__WHAT TO PRODUCE__. Starting at the line with "Transcribe this image's" and stopping at the final line, retype the data below exactly; do not carry over any pictures.

— begin —

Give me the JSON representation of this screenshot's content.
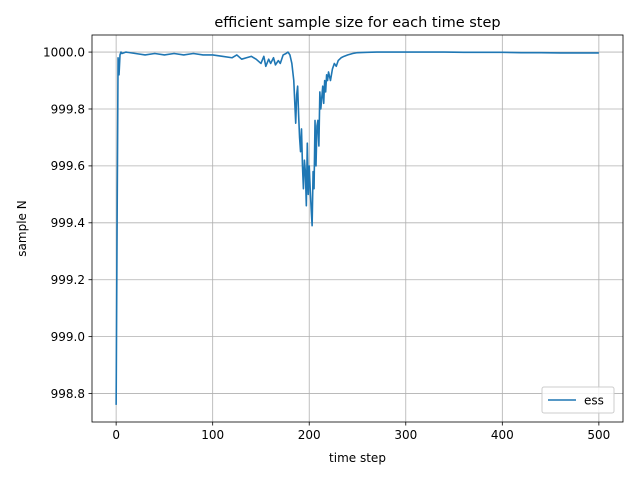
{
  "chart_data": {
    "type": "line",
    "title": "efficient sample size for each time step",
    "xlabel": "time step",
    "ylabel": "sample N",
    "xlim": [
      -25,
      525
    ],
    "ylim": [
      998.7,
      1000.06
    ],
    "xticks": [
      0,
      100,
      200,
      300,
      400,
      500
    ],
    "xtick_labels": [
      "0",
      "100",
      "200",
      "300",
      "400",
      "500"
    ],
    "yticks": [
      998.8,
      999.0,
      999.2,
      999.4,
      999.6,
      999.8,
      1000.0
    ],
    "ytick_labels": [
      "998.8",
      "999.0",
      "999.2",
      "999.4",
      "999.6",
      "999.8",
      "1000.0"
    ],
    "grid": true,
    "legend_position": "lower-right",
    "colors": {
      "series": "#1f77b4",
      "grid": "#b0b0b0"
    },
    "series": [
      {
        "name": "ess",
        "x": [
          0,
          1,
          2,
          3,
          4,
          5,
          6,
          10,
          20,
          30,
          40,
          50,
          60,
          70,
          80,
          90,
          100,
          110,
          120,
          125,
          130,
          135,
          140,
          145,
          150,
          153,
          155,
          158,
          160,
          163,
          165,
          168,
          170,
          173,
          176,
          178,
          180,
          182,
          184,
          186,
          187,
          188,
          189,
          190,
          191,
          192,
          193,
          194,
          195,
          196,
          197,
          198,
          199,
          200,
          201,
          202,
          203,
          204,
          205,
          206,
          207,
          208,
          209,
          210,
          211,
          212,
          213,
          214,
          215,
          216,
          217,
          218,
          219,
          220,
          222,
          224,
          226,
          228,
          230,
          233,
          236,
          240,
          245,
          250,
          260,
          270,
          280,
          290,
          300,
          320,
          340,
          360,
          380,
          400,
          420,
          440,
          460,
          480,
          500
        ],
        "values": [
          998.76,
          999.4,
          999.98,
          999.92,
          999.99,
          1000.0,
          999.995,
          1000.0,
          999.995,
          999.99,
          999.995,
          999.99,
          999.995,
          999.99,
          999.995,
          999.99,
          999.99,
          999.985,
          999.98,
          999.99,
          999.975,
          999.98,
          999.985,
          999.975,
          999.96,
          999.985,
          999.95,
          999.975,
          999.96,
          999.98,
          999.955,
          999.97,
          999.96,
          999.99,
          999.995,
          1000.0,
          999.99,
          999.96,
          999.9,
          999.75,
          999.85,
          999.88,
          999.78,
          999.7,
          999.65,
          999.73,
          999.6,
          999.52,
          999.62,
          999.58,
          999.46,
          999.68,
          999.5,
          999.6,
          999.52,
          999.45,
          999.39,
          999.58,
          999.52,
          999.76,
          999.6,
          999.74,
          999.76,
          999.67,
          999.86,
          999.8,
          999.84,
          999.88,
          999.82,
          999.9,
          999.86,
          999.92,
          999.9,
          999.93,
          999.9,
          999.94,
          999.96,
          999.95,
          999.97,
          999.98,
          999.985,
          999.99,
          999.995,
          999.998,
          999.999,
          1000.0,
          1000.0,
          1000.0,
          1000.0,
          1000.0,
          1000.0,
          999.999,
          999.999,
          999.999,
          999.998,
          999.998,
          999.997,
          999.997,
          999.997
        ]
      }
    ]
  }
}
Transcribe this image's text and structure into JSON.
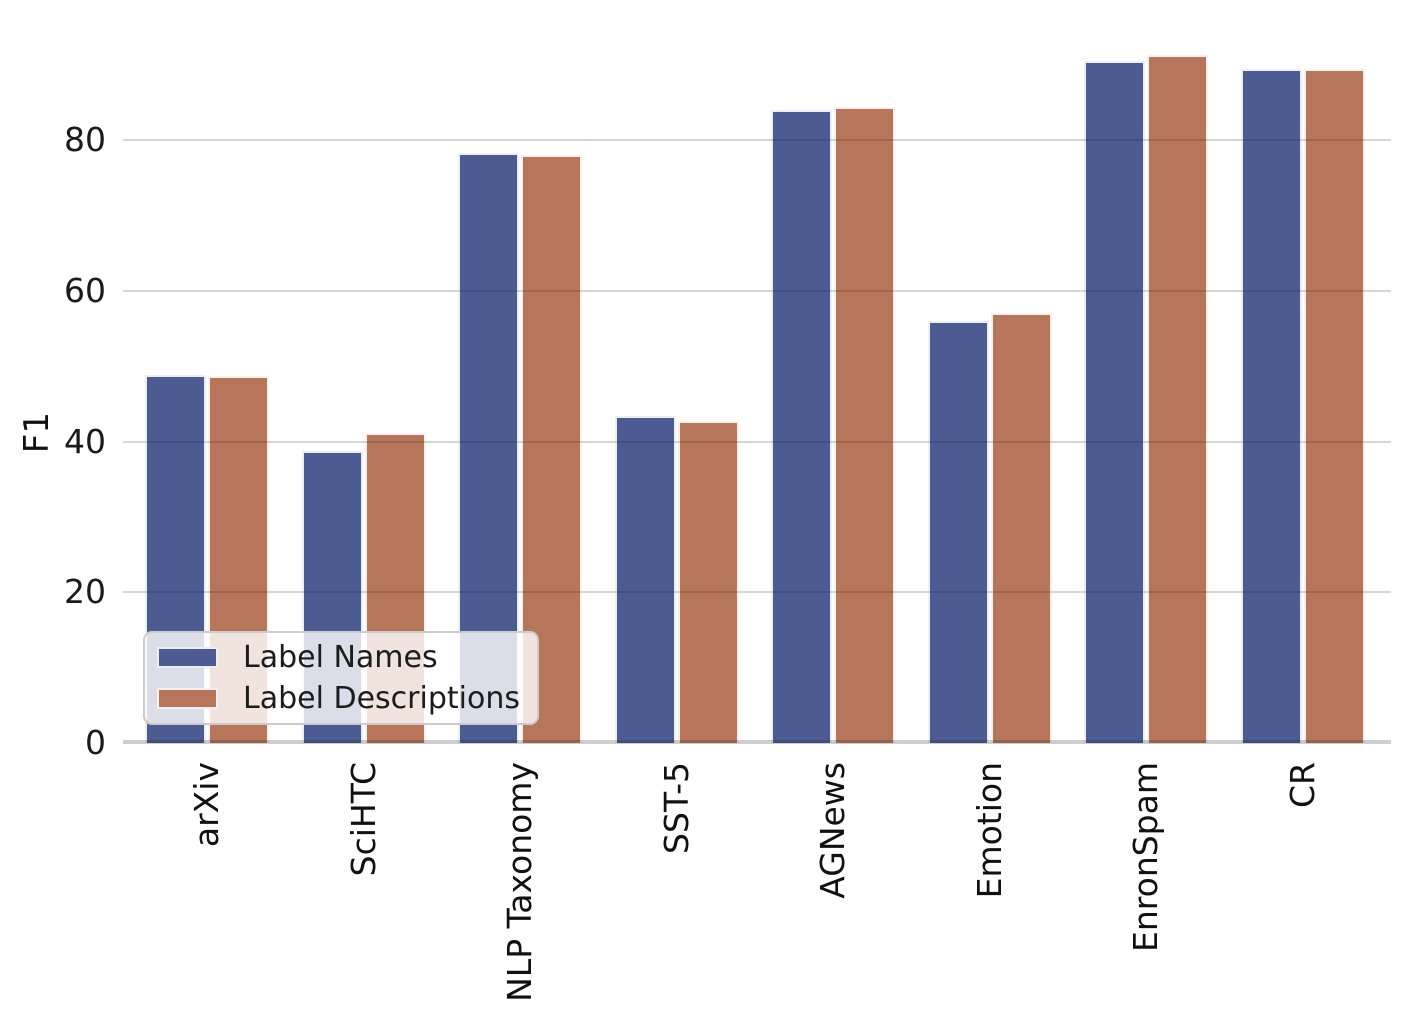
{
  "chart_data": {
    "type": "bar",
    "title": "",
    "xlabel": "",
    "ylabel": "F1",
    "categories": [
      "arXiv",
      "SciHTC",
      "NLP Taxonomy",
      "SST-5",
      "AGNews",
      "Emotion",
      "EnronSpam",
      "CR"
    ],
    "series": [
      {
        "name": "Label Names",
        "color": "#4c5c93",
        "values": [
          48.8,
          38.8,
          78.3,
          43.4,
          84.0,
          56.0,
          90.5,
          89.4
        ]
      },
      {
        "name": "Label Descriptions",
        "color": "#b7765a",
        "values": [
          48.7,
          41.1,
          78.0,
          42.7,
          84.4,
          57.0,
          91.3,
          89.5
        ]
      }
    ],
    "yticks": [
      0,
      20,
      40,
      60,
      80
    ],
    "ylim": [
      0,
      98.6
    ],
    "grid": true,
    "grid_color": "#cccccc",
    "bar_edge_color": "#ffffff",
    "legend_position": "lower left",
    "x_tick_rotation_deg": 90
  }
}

— end —

__ANSWER IN FULL__.
Transcribe this image's text and structure into JSON.
{
  "chart_data": {
    "type": "bar",
    "title": "",
    "xlabel": "",
    "ylabel": "F1",
    "categories": [
      "arXiv",
      "SciHTC",
      "NLP Taxonomy",
      "SST-5",
      "AGNews",
      "Emotion",
      "EnronSpam",
      "CR"
    ],
    "series": [
      {
        "name": "Label Names",
        "color": "#4c5c93",
        "values": [
          48.8,
          38.8,
          78.3,
          43.4,
          84.0,
          56.0,
          90.5,
          89.4
        ]
      },
      {
        "name": "Label Descriptions",
        "color": "#b7765a",
        "values": [
          48.7,
          41.1,
          78.0,
          42.7,
          84.4,
          57.0,
          91.3,
          89.5
        ]
      }
    ],
    "yticks": [
      0,
      20,
      40,
      60,
      80
    ],
    "ylim": [
      0,
      98.6
    ],
    "grid": true,
    "grid_color": "#cccccc",
    "bar_edge_color": "#ffffff",
    "legend_position": "lower left",
    "x_tick_rotation_deg": 90
  }
}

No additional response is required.